━━━ Record excerpts
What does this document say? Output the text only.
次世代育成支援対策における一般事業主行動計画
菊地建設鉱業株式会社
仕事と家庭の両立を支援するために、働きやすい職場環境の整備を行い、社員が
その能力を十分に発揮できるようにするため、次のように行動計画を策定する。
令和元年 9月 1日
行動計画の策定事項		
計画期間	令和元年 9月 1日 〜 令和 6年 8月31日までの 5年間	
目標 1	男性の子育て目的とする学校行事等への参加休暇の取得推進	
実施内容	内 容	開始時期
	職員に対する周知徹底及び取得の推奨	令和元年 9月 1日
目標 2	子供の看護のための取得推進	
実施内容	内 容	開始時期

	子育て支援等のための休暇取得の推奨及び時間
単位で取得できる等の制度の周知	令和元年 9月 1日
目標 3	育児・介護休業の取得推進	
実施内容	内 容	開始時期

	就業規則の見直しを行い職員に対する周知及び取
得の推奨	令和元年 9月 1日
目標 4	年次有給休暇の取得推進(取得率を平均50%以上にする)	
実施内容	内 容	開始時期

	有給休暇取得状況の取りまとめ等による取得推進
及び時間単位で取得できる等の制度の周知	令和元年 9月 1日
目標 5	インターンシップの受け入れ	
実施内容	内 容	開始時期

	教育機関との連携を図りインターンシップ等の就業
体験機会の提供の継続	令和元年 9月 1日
━━━━━━
Please quote every record above exactly as it appears.

#### [Solution]
What does this document say? Output the text only.
次世代育成支援対策における一般事業主行動計画
菊地建設鉱業株式会社
仕事と家庭の両立を支援するために、働きやすい職場環境の整備を行い、社員が
その能力を十分に発揮できるようにするため、次のように行動計画を策定する。
令和元年 9月 1日
行動計画の策定事項		
計画期間	令和元年 9月 1日 〜 令和 6年 8月31日までの 5年間	
目標 1	男性の子育て目的とする学校行事等への参加休暇の取得推進	
実施内容	内 容	開始時期
	職員に対する周知徹底及び取得の推奨	令和元年 9月 1日
目標 2	子供の看護のための取得推進	
実施内容	内 容	開始時期

	子育て支援等のための休暇取得の推奨及び時間
単位で取得できる等の制度の周知	令和元年 9月 1日
目標 3	育児・介護休業の取得推進	
実施内容	内 容	開始時期

	就業規則の見直しを行い職員に対する周知及び取
得の推奨	令和元年 9月 1日
目標 4	年次有給休暇の取得推進(取得率を平均50%以上にする)	
実施内容	内 容	開始時期

	有給休暇取得状況の取りまとめ等による取得推進
及び時間単位で取得できる等の制度の周知	令和元年 9月 1日
目標 5	インターンシップの受け入れ	
実施内容	内 容	開始時期

	教育機関との連携を図りインターンシップ等の就業
体験機会の提供の継続	令和元年 9月 1日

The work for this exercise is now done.